Reproduce the listing below unchanged, from its first line through the line containing "251, 156, 273]", with both of those lines included.

**The data:**
..............................
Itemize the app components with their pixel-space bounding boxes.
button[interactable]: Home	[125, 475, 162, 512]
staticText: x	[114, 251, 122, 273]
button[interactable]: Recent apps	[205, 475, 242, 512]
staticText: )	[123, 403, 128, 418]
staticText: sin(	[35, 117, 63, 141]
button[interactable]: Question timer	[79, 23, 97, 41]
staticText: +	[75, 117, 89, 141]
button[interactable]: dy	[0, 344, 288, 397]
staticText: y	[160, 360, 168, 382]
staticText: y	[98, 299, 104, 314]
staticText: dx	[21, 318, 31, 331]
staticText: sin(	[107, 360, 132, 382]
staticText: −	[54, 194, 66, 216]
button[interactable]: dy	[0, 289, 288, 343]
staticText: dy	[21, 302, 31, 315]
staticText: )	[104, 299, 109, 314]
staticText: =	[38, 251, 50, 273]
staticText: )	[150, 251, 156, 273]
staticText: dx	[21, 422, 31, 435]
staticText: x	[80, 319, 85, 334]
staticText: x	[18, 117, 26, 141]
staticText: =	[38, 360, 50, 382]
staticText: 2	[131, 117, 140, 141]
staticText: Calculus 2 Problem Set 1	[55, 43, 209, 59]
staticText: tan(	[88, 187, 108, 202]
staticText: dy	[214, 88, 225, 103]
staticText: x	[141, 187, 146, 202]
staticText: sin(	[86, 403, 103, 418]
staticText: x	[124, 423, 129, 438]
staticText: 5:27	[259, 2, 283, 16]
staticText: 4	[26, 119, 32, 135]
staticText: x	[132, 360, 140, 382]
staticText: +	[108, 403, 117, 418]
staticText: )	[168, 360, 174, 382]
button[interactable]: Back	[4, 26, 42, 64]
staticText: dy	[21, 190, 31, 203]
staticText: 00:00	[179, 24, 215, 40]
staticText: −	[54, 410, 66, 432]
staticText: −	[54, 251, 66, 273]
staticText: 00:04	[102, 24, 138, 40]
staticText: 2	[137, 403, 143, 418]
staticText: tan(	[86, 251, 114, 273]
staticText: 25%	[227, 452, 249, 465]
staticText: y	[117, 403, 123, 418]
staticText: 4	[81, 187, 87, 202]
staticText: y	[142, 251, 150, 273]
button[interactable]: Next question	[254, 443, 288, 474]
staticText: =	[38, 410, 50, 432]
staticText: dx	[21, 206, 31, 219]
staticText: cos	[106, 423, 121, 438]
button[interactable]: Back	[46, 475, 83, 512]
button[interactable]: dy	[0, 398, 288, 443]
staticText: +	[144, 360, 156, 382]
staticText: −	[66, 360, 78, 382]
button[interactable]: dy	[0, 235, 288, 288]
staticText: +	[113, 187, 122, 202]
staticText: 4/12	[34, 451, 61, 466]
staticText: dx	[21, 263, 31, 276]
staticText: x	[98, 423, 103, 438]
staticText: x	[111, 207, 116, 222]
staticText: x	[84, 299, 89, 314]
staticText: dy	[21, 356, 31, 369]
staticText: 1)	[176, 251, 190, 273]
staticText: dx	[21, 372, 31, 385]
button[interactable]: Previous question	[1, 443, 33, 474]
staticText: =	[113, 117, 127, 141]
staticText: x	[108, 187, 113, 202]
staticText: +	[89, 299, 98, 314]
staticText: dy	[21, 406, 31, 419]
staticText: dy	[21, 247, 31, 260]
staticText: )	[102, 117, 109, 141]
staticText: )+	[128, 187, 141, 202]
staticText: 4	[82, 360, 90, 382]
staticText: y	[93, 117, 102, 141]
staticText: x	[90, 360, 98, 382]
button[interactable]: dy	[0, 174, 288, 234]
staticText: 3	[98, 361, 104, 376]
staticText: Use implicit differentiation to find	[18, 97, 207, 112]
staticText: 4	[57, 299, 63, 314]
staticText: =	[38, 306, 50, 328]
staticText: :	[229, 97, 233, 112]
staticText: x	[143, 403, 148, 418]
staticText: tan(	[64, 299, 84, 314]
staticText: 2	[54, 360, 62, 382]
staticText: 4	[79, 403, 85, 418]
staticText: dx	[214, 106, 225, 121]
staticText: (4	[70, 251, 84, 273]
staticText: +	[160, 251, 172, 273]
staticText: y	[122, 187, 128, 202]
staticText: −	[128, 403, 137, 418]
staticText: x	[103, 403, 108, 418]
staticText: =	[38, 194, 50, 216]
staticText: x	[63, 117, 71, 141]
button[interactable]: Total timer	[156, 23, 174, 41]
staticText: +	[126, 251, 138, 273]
..............................
**Reply:**
Itemize the app components with their pixel-space bounding boxes.
button[interactable]: Home	[125, 475, 162, 512]
staticText: x	[114, 251, 122, 273]
button[interactable]: Recent apps	[205, 475, 242, 512]
staticText: )	[123, 403, 128, 418]
staticText: sin(	[35, 117, 63, 141]
button[interactable]: Question timer	[79, 23, 97, 41]
staticText: +	[75, 117, 89, 141]
button[interactable]: dy	[0, 344, 288, 397]
staticText: y	[160, 360, 168, 382]
staticText: y	[98, 299, 104, 314]
staticText: dx	[21, 318, 31, 331]
staticText: sin(	[107, 360, 132, 382]
staticText: −	[54, 194, 66, 216]
button[interactable]: dy	[0, 289, 288, 343]
staticText: dy	[21, 302, 31, 315]
staticText: )	[104, 299, 109, 314]
staticText: =	[38, 251, 50, 273]
staticText: )	[150, 251, 156, 273]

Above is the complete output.